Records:
========

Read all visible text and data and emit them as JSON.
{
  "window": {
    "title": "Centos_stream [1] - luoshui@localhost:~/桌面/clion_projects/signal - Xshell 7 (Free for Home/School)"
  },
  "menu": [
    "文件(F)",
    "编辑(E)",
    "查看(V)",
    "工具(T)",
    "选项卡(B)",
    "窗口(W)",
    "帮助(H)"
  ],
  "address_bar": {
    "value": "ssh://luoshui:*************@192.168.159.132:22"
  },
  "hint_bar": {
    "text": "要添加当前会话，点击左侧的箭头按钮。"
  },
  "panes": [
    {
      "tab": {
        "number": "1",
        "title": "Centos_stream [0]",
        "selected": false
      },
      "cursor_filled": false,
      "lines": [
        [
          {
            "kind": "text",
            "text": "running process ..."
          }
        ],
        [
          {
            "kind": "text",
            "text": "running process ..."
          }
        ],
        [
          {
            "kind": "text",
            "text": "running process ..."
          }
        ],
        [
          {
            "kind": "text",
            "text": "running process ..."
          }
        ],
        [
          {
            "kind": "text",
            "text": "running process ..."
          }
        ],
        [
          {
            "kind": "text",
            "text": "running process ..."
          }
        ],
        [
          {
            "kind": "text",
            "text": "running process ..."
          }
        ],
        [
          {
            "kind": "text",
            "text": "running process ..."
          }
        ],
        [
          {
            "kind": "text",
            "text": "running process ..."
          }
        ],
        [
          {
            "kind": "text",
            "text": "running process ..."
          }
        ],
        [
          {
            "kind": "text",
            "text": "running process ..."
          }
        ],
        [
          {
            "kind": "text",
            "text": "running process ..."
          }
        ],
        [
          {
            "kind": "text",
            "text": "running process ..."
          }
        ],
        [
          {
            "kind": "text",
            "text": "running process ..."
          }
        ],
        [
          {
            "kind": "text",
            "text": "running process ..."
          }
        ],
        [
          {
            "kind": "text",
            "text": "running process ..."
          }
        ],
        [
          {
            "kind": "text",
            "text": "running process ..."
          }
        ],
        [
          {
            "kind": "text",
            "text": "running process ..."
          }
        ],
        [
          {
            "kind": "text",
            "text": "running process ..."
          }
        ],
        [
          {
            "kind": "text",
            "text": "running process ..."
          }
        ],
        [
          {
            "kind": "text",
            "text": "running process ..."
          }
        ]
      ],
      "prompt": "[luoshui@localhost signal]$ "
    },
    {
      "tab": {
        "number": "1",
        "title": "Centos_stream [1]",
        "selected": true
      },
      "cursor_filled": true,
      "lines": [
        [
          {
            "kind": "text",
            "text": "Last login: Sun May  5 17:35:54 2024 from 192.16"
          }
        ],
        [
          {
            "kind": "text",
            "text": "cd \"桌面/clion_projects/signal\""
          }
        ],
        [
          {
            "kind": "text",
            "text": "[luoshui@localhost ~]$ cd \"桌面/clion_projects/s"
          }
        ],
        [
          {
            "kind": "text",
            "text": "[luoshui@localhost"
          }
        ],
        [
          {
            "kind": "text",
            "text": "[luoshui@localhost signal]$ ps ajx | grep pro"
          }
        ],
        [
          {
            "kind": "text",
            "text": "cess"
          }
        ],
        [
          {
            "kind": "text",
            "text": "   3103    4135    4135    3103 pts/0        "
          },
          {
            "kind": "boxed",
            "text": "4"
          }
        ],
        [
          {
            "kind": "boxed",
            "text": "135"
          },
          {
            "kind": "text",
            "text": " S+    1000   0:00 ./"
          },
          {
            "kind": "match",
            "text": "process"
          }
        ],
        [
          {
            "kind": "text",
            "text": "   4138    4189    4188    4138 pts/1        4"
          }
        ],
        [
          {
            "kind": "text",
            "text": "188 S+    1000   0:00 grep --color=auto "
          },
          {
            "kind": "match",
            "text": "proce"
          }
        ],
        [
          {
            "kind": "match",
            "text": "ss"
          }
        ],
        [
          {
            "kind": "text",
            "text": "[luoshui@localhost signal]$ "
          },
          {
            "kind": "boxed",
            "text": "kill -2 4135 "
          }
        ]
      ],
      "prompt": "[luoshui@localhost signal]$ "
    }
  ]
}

========

_OBJECTIVE_.
Which lines contain "grep"? Show each of them.

_RESULT_.
            "text": "[luoshui@localhost signal]$ ps ajx | grep pro"
            "text": "188 S+    1000   0:00 grep --color=auto "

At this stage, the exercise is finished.